(Data records)
▼
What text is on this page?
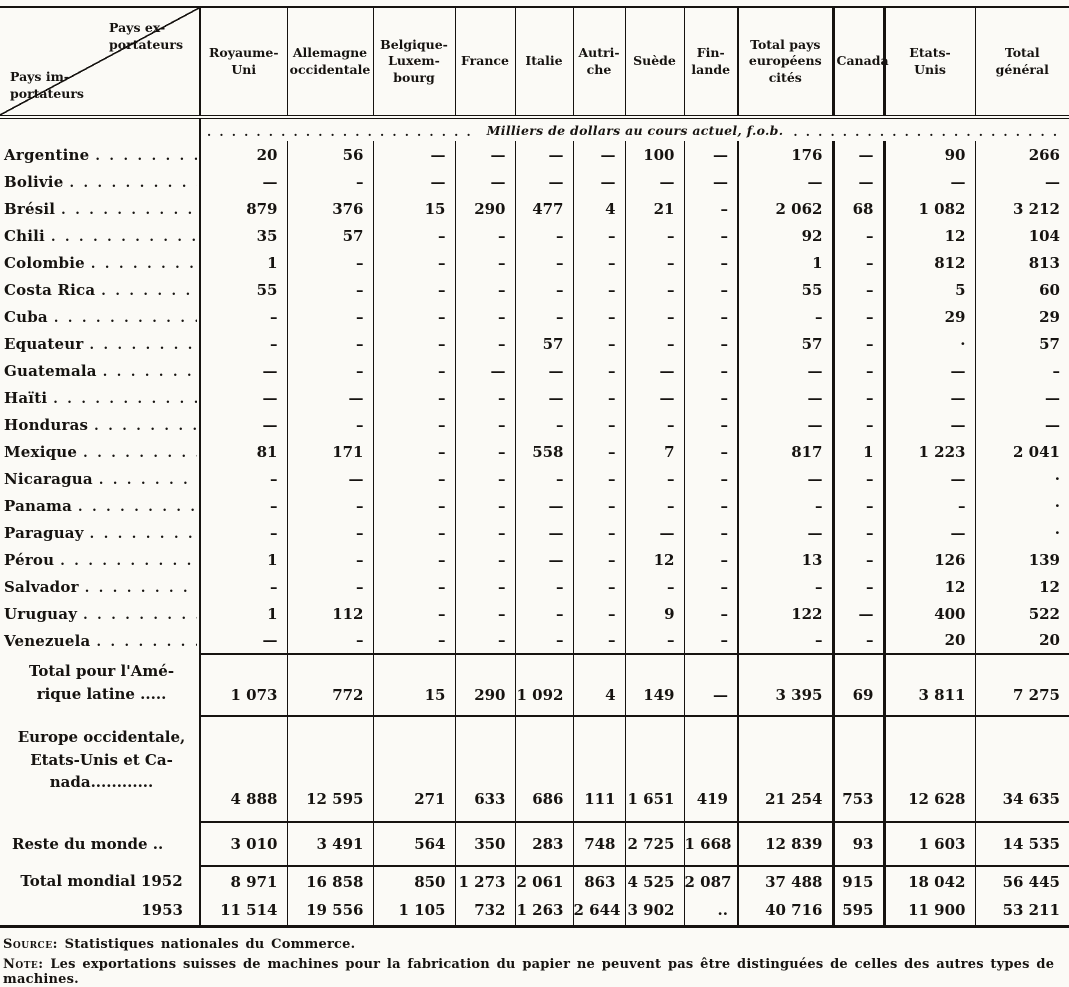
Pays ex-
portateurs
Pays im-
portateurs	Royaume-
Uni	Allemagne
occidentale	Belgique-
Luxem-
bourg	France	Italie	Autri-
che	Suède	Fin-
lande	Total pays
européens
cités	Canada	Etats-
Unis	Total
général

. . .
Milliers de dollars au cours actuel, f.o.b.
. . .

Argentine
. . .	20	56	—	—	—	—	100	—	176	—	90	266

Bolivie
. . .	—	–	—	—	—	—	—	—	—	—	—	—

Brésil
. . .	879	376	15	290	477	4	21	–	2 062	68	1 082	3 212

Chili
. . .	35	57	–	–	–	–	–	–	92	–	12	104

Colombie
. . .	1	–	–	–	–	–	–	–	1	–	812	813

Costa Rica
. . .	55	–	–	–	–	–	–	–	55	–	5	60

Cuba
. . .	–	–	–	–	–	–	–	–	–	–	29	29

Equateur
. . .	–	–	–	–	57	–	–	–	57	–	·	57

Guatemala
. . .	—	–	–	—	—	–	—	–	—	–	—	–

Haïti
. . .	—	—	–	–	—	–	—	–	—	–	—	—

Honduras
. . .	—	–	–	–	–	–	–	–	—	–	—	—

Mexique
. . .	81	171	–	–	558	–	7	–	817	1	1 223	2 041

Nicaragua
. . .	–	—	–	–	–	–	–	–	—	–	—	·

Panama
. . .	–	–	–	–	—	–	–	–	–	–	–	·

Paraguay
. . .	–	–	–	–	—	–	—	–	—	–	—	·

Pérou
. . .	1	–	–	–	—	–	12	–	13	–	126	139

Salvador
. . .	–	–	–	–	–	–	–	–	–	–	12	12

Uruguay
. . .	1	112	–	–	–	–	9	–	122	—	400	522

Venezuela
. . .	—	–	–	–	–	–	–	–	–	–	20	20
Total pour l'Amé-
rique latine .....	1 073	772	15	290	1 092	4	149	—	3 395	69	3 811	7 275
Europe occidentale,
Etats-Unis et Ca-
nada............	4 888	12 595	271	633	686	111	1 651	419	21 254	753	12 628	34 635
Reste du monde ..	3 010	3 491	564	350	283	748	2 725	1 668	12 839	93	1 603	14 535
Total mondial 1952	8 971	16 858	850	1 273	2 061	863	4 525	2 087	37 488	915	18 042	56 445
1953	11 514	19 556	1 105	732	1 263	2 644	3 902	..	40 716	595	11 900	53 211
Source: Statistiques nationales du Commerce.
Note: Les exportations suisses de machines pour la fabrication du papier ne peuvent pas être distinguées de celles des autres types de machines.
▲
**TASK STATEMENT:**
Restate the listing above word for word, and skip the pictures.

**RESPONSE TO THE TASK:**
What text is on this page?
Pays ex-
portateurs
Pays im-
portateurs	Royaume-
Uni	Allemagne
occidentale	Belgique-
Luxem-
bourg	France	Italie	Autri-
che	Suède	Fin-
lande	Total pays
européens
cités	Canada	Etats-
Unis	Total
général

. . .
Milliers de dollars au cours actuel, f.o.b.
. . .

Argentine
. . .	20	56	—	—	—	—	100	—	176	—	90	266

Bolivie
. . .	—	–	—	—	—	—	—	—	—	—	—	—

Brésil
. . .	879	376	15	290	477	4	21	–	2 062	68	1 082	3 212

Chili
. . .	35	57	–	–	–	–	–	–	92	–	12	104

Colombie
. . .	1	–	–	–	–	–	–	–	1	–	812	813

Costa Rica
. . .	55	–	–	–	–	–	–	–	55	–	5	60

Cuba
. . .	–	–	–	–	–	–	–	–	–	–	29	29

Equateur
. . .	–	–	–	–	57	–	–	–	57	–	·	57

Guatemala
. . .	—	–	–	—	—	–	—	–	—	–	—	–

Haïti
. . .	—	—	–	–	—	–	—	–	—	–	—	—

Honduras
. . .	—	–	–	–	–	–	–	–	—	–	—	—

Mexique
. . .	81	171	–	–	558	–	7	–	817	1	1 223	2 041

Nicaragua
. . .	–	—	–	–	–	–	–	–	—	–	—	·

Panama
. . .	–	–	–	–	—	–	–	–	–	–	–	·

Paraguay
. . .	–	–	–	–	—	–	—	–	—	–	—	·

Pérou
. . .	1	–	–	–	—	–	12	–	13	–	126	139

Salvador
. . .	–	–	–	–	–	–	–	–	–	–	12	12

Uruguay
. . .	1	112	–	–	–	–	9	–	122	—	400	522

Venezuela
. . .	—	–	–	–	–	–	–	–	–	–	20	20
Total pour l'Amé-
rique latine .....	1 073	772	15	290	1 092	4	149	—	3 395	69	3 811	7 275
Europe occidentale,
Etats-Unis et Ca-
nada............	4 888	12 595	271	633	686	111	1 651	419	21 254	753	12 628	34 635
Reste du monde ..	3 010	3 491	564	350	283	748	2 725	1 668	12 839	93	1 603	14 535
Total mondial 1952	8 971	16 858	850	1 273	2 061	863	4 525	2 087	37 488	915	18 042	56 445
1953	11 514	19 556	1 105	732	1 263	2 644	3 902	..	40 716	595	11 900	53 211
Source: Statistiques nationales du Commerce.
Note: Les exportations suisses de machines pour la fabrication du papier ne peuvent pas être distinguées de celles des autres types de machines.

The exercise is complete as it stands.